### Exercise task
Each entry that follows must be output without any deviation.

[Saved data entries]
......
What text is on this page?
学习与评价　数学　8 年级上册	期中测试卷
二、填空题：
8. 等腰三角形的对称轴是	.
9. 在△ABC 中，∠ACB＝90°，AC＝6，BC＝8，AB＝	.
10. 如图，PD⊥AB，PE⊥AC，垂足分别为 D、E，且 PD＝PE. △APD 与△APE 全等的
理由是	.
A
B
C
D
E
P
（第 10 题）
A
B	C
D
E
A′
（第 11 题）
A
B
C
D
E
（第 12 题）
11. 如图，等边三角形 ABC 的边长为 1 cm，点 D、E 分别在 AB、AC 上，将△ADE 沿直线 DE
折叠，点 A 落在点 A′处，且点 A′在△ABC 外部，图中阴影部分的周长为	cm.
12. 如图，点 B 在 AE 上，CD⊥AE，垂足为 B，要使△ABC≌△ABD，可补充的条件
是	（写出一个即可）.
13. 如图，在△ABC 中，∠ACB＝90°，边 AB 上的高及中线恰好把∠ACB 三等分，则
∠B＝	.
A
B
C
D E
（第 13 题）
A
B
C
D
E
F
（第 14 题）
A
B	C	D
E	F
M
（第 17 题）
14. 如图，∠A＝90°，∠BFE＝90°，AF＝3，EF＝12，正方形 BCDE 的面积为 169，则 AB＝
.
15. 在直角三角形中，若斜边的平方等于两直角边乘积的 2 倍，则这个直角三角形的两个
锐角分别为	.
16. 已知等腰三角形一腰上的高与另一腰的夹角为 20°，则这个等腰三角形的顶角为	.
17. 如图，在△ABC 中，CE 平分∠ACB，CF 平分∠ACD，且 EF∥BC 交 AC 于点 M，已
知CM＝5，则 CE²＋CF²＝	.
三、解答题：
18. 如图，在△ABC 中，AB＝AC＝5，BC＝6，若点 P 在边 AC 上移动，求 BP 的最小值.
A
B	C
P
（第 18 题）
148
......
### Solved problem
What text is on this page?
学习与评价　数学　8 年级上册	期中测试卷
二、填空题：
8. 等腰三角形的对称轴是	.
9. 在△ABC 中，∠ACB＝90°，AC＝6，BC＝8，AB＝	.
10. 如图，PD⊥AB，PE⊥AC，垂足分别为 D、E，且 PD＝PE. △APD 与△APE 全等的
理由是	.
A
B
C
D
E
P
（第 10 题）
A
B	C
D
E
A′
（第 11 题）
A
B
C
D
E
（第 12 题）
11. 如图，等边三角形 ABC 的边长为 1 cm，点 D、E 分别在 AB、AC 上，将△ADE 沿直线 DE
折叠，点 A 落在点 A′处，且点 A′在△ABC 外部，图中阴影部分的周长为	cm.
12. 如图，点 B 在 AE 上，CD⊥AE，垂足为 B，要使△ABC≌△ABD，可补充的条件
是	（写出一个即可）.
13. 如图，在△ABC 中，∠ACB＝90°，边 AB 上的高及中线恰好把∠ACB 三等分，则
∠B＝	.
A
B
C
D E
（第 13 题）
A
B
C
D
E
F
（第 14 题）
A
B	C	D
E	F
M
（第 17 题）
14. 如图，∠A＝90°，∠BFE＝90°，AF＝3，EF＝12，正方形 BCDE 的面积为 169，则 AB＝
.
15. 在直角三角形中，若斜边的平方等于两直角边乘积的 2 倍，则这个直角三角形的两个
锐角分别为	.
16. 已知等腰三角形一腰上的高与另一腰的夹角为 20°，则这个等腰三角形的顶角为	.
17. 如图，在△ABC 中，CE 平分∠ACB，CF 平分∠ACD，且 EF∥BC 交 AC 于点 M，已
知CM＝5，则 CE²＋CF²＝	.
三、解答题：
18. 如图，在△ABC 中，AB＝AC＝5，BC＝6，若点 P 在边 AC 上移动，求 BP 的最小值.
A
B	C
P
（第 18 题）
148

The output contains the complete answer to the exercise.